Source extract
════════════════

Red sauce, add grated cheese, add sliced onions, add sliced duck breast filet


Add herb & salt mix, final check before baking, after baking I drizzle with orange blossom honey -  enjoy!


A beauty to behold - close up of one of "my" duck breast pizzas, professionaly made by Guiseppe "Pino" Russo


Some of my own attempts - before & after baking in my household oven


  • Have paper (or other) napkins at hand: the honey will get runny, and may drip off the pizza slices.


April 2020, I created a "surf and turf" (F: "pré et marée") version of my duck breast pizza. For the "surf" part, I use a 150 gr filet of salmon (always remove the darker stripe that runs across the center - my cats are not that picky). I always have a stock of salmon filets in the freezer. I often forget to take a filet out of the freezer in time, but  that is no problem: I leave it in the vacuum package and thaw it out in warm water for a couple of minutes. It is even OK when not fully thawed out´when you use it: it is easier to cut it lengthwise into strips, about 1 cm wide, < 1/2  inch. For the "turf" part, I do no always have duck breast on hand, so I also use 150-200 grams of "aiguilettes de canard" - duck tenderloins or fillets. They look like long chicken tenders made of duck meat. Just like chicken tenders: remove the tendons. If the tenders are very thick, slice them lengthwise once.

Grease your pizza pan with some olive oil. Roll out the pizza dough. Sprinkle with herb mix. Drain artichokes (if hearts: squeeze in your fist to get the water out; best done in the kitchen sink). Slice lengthwise (hearts) or across (bottoms) into 4 slices. Spread the slices at the center of the dough (out to almost half de diameter of the pan), sprinkle with herb mix. Drape the salmon slices around the artichokes. Spread the onion slices around the salmon ring, covering the rest of the dough, sprinkle with herb mix. Sprinkle the artichokes and the onion generously with grated cheeze. Drape the duck fillets over the artichokes and onion parts of the pizza. Bake at max houshold oven temp, 10-15 min. Remove from oven. Check underside of pizze - if not at least golden, bake 5 more min. The meat should not be "well done" (a waste of any good meat)! Slice. Drizzle with honey (keep napkins at hand, warm honey is very runny).

Photo: salmon filet.

Recipe - duck and salmon pizza

My delicious "duck and salmon" pizza.

  • I also make a veggie pizza: tomato paste, herbs/spices/salt, sliced artichoke hearts, sliced onions and grated cheese. Sometimes with pieces of anchovies. Sometimes I spread about 100 gr (3.5 oz.) of cooked sauerkraut (about half a standard pouch of 'kraut cooked in white wine or champagne, well drained/squeezed) over the veggies. Very tasty, even more so, since I always drizzle orange blossom honey over my pizzas.

════════════════

Instructions
1. According to the pizza recipe, what does the author drizzle over the pizzas after baking?
2. Duplicate everything in the pizza recipe from "Red sauce, add" down to "the pizza slices.".
Rely only on the pizza recipe for your answers.

Source data
════════════════

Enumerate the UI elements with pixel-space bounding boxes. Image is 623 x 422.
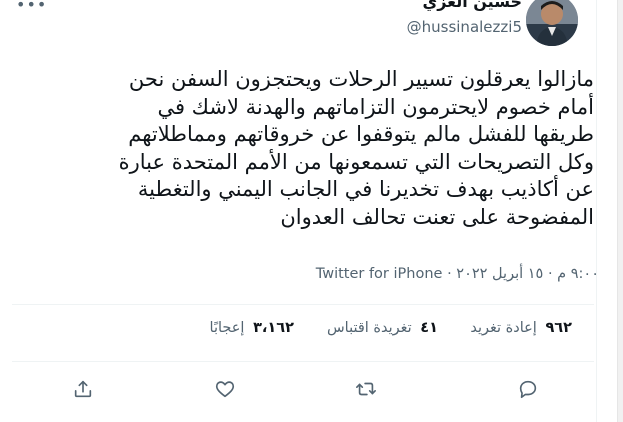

════════════════

Outputs
1. Orange blossom honey.

2.
Red sauce, add grated cheese, add sliced onions, add sliced duck breast filet


Add herb & salt mix, final check before baking, after baking I drizzle with orange blossom honey -  enjoy!


A beauty to behold - close up of one of "my" duck breast pizzas, professionaly made by Guiseppe "Pino" Russo


Some of my own attempts - before & after baking in my household oven


  • Have paper (or other) napkins at hand: the honey will get runny, and may drip off the pizza slices.